PAGE EXTRACT:
How Important Is Our Soil?

Topsoil erosion threatens our ability to produce food. 

It is estimated that there is only 60 years of farmable soil left on the planet, mostly due to unsustainable farming practices, e.g. heavy tilling, the use of pesticides and herbicides. Earth has lost a third of its farmable soil in the last 40 years, if we do not repair the soil we will end up in a worldwide catastrophe.

Agriculture is the most destructive human activity on the planet; can we feed the world without destroying it? Yes, we can, by using natural biological processes that can accelerate the regeneration of soil, and by limiting the machinery and chemicals that we use, we can improve our chances in a matter of days, by doing something that would normally take decades or hundreds of years to do. In a handful of healthy soil there are more microbes than there is people on the entire earth.

So, what is the difference between Dirt and Soil?

Dirt = dead

Dirt is made up of 3 main mineral components, sand, silt, and clay. Mixed in different ratios, all the world’s dirt is derived from these components.

Sand, Silt,+ Clay in various ratios = Dirt.

It is purely a collection of minerals that vary throughout the planet based on the parent material present locally. Dirt lacks organic material- its purely minerals, devoid of life, its dead. So what causes some of the most fertile soil in the world to become devoid of life and turn into dirt?


Destruction of soil and ecosystems, herbicides, and pesticides( linked to bee decline, our most important pollinators)

Soil = living

The perfect medium for growing plants.

Soil starts as dirt (minerals, sand, silt, and clay) but it has organic matter and aerobic organisms ( ones which need oxygen).

The organisms in the soil are collectively known as the soil food web and are the most fundamental elements to animals, (yes and humans!) survival on earth.

The soil food web mimics the trophic food webs we learnt about in school – insects eat plants, birds eat insects, birds are eaten by predators and so on and so forth. As you go up the food chain, more complex relationships form, but all are dependent on the bottom of the food chain as the foundational elements.

In the soil food web, bacteria and fungi are the primary feeders. They can break down the minerals in the soil (sand, silt and clay, organic matter, & organisms) and turn them into food. From there the higher-level predators ( flagellates, amoeba, ciliates, and nematodes) feed on the bacteria and fungi. These higher-level predators exude waste in the form of plant available nutrients in what is known as the “poop loop”.

It is these interactions that feed plants. Bacteria and fungi form mutualistic relationships with plant roots that allow an exchange of nutrients. The protozoa “ poop” out nutrients that feed the plants at root level.

You can’t have soil without dirt, but you can have dirt that’s not soil!

Additionally- organisms in the soil provide the added benefits of creating soil structure by creating aggregates in the soil, holding nutrients in plant available form, and retaining water for longer within the soil.

Dirt has no structure, causing nutrients to leach out. As water flows through dirt, there is no structure or organic matter to help hold the water, and it flows right through, taking movable silt and clay with it, causing erosion.

No benefits, Lots of problems!

How do we turn Dirt into Soil?

Soil = Dirt (sand, silt, clay + organic matter + aerobic organisms ( ones that need oxygen to survive)

All we need is 2 simple materials to turn dirt into soil= Compost + Biochar. Compost has organisms and organic matter which improve soil fertility and adds organic matter.

Biochar stabilizes the soil aggregate and increases porosity and aeration, which encourages microbial growth, significantly improves its ability to hold moisture and nutrients, reducing the need for fertilizers and pesticides.

Biochar is a stable solid rich in carbon and can endure in soil for thousands of years. It will improve soil quality for generations to come. Created by heating up organic materials to an extremely high consistent temperature in the absence of oxygen. This extreme heat breaks down the materials into carbon.

There are microscopic channels throughout all the tiny carbon particles. These tiny channels hold water and nutrients, so Biochar literally supercharges soil.

PROBLEMS TO SOLVE:
(1) According to the soil article, how much of its farmable soil has Earth lost in the last 40 years?
(2) Repeat the soil article word for word between "Destruction of soil" and "the foundational elements.", inclusive.

INFORMATION SHOWN:
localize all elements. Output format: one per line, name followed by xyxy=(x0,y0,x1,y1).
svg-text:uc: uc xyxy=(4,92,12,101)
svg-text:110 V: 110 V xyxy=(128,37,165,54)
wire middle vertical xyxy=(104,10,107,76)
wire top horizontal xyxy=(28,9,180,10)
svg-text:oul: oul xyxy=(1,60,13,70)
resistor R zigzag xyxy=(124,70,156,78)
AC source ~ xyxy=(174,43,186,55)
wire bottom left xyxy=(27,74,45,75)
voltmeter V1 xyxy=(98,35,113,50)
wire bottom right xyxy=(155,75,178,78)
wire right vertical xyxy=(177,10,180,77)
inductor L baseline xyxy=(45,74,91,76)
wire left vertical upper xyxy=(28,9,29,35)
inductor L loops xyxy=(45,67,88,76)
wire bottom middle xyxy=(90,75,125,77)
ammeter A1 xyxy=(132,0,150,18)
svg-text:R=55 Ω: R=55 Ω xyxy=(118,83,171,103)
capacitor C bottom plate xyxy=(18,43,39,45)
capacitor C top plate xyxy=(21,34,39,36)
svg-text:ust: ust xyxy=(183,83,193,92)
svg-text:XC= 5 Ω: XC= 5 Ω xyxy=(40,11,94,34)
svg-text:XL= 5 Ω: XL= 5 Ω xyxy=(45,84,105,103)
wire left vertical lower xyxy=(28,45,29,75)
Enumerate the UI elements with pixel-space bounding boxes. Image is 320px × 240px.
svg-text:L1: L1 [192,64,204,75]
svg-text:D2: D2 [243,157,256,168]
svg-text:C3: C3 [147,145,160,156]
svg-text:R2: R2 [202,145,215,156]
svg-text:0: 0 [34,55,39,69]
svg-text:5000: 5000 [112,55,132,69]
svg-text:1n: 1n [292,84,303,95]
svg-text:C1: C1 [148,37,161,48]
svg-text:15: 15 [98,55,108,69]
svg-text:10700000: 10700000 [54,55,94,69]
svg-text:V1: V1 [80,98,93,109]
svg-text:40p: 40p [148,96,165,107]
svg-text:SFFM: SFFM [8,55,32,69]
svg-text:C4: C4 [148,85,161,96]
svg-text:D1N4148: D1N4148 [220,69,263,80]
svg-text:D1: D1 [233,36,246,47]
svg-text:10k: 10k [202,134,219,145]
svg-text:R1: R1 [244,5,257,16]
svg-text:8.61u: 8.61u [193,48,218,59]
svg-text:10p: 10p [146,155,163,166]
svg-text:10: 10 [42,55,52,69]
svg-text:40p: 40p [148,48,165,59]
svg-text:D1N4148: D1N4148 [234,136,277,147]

TASK-BY-TASK OUTPUTS:
(1) A third of its farmable soil.

(2)
Destruction of soil and ecosystems, herbicides, and pesticides( linked to bee decline, our most important pollinators)

Soil = living

The perfect medium for growing plants.

Soil starts as dirt (minerals, sand, silt, and clay) but it has organic matter and aerobic organisms ( ones which need oxygen).

The organisms in the soil are collectively known as the soil food web and are the most fundamental elements to animals, (yes and humans!) survival on earth.

The soil food web mimics the trophic food webs we learnt about in school – insects eat plants, birds eat insects, birds are eaten by predators and so on and so forth. As you go up the food chain, more complex relationships form, but all are dependent on the bottom of the food chain as the foundational elements.